SET PROBLEM> For every line in the data below that contains "YourChoice", copy the line.

++++ WORKING DATA

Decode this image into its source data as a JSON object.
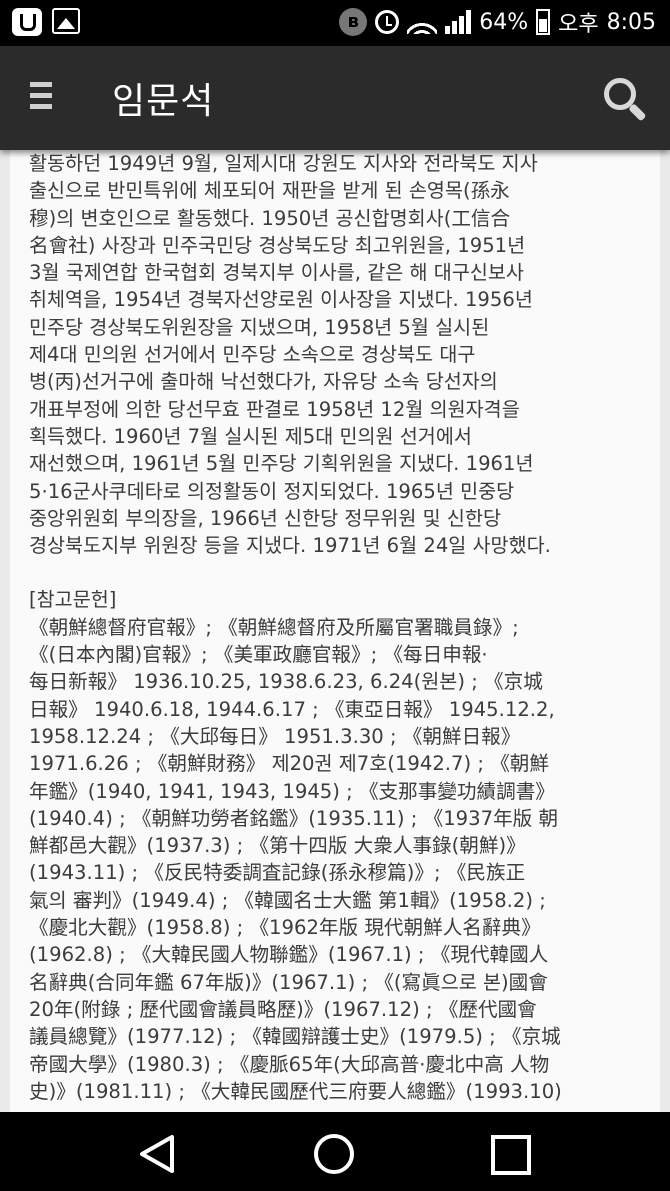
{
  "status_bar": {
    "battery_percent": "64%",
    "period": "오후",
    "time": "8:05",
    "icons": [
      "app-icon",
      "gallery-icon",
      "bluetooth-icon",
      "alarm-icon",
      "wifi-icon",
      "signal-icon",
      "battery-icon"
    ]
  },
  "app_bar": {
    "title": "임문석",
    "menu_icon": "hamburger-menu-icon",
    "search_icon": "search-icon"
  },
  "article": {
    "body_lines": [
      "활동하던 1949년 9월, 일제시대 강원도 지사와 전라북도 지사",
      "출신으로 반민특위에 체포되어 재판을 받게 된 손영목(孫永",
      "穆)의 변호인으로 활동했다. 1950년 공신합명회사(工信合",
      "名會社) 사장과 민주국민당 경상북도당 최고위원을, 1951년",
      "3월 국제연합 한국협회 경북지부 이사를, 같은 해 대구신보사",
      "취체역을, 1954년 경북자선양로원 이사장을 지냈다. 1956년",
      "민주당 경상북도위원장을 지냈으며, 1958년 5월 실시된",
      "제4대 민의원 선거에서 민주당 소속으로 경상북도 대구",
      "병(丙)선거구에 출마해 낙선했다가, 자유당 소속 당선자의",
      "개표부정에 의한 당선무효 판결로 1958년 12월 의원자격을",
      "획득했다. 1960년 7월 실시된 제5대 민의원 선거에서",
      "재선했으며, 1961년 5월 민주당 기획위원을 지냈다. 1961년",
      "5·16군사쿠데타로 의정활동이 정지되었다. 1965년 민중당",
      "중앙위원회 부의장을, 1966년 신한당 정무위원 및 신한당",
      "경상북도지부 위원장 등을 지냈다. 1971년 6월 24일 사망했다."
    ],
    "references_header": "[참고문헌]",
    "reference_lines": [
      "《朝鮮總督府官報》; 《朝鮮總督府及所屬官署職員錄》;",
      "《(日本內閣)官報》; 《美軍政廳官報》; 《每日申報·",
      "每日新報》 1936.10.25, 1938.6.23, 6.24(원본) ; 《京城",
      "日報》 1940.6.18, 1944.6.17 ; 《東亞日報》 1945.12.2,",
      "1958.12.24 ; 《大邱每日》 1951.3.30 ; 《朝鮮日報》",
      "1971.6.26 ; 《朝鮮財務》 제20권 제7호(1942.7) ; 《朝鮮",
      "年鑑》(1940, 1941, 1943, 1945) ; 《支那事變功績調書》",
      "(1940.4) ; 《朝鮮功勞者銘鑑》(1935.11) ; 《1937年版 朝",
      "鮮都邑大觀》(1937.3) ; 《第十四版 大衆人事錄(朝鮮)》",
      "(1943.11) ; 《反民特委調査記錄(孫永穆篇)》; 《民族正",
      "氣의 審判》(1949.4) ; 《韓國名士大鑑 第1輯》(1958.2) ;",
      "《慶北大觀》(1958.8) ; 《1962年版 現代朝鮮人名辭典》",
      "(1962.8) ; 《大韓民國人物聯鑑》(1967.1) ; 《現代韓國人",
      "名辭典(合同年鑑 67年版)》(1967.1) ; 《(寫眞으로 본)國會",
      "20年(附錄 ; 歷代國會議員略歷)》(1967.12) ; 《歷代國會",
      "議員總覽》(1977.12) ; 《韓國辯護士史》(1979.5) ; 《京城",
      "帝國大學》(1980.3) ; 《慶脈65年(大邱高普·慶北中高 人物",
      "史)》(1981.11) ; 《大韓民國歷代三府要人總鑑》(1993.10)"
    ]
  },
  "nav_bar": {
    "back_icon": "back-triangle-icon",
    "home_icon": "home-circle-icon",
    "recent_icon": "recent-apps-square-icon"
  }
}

++++++++
++++ WORKING DATA

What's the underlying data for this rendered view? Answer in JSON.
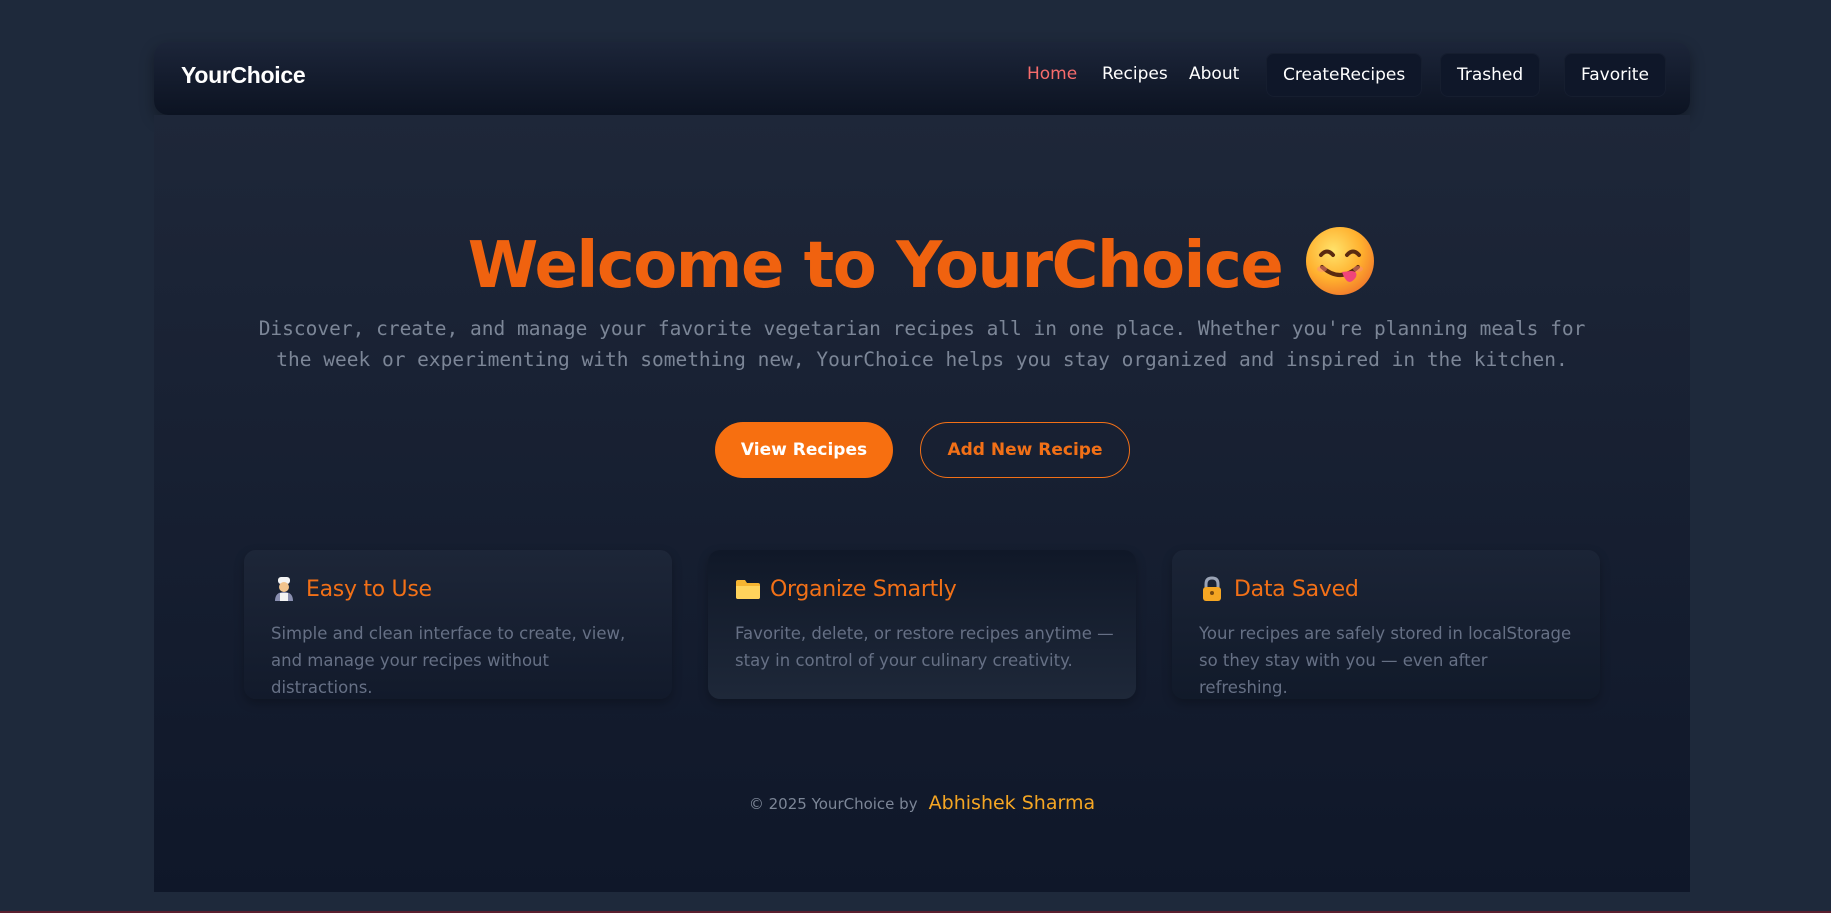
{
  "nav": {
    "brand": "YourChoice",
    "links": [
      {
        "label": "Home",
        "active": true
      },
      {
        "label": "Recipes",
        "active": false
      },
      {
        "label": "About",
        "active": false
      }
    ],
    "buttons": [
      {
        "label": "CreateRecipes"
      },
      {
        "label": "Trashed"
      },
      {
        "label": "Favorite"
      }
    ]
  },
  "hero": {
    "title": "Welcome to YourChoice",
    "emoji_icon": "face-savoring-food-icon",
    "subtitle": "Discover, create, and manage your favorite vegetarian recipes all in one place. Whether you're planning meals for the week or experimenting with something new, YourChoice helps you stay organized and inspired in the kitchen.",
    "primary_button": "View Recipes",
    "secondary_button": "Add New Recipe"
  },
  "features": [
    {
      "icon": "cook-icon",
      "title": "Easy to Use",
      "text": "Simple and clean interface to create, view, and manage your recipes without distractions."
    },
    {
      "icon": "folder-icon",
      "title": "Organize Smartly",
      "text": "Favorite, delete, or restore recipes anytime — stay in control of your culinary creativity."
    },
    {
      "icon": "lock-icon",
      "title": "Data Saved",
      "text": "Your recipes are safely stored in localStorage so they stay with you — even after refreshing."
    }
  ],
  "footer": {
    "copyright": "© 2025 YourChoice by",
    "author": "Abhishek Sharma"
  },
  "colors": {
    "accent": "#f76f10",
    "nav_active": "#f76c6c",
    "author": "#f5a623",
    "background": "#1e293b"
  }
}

++++++++

ANSWER TO THE PROBLEM>
    "brand": "YourChoice",
    "title": "Welcome to YourChoice",
    "subtitle": "Discover, create, and manage your favorite vegetarian recipes all in one place. Whether you're planning meals for the week or experimenting with something new, YourChoice helps you stay organized and inspired in the kitchen.",
    "copyright": "© 2025 YourChoice by",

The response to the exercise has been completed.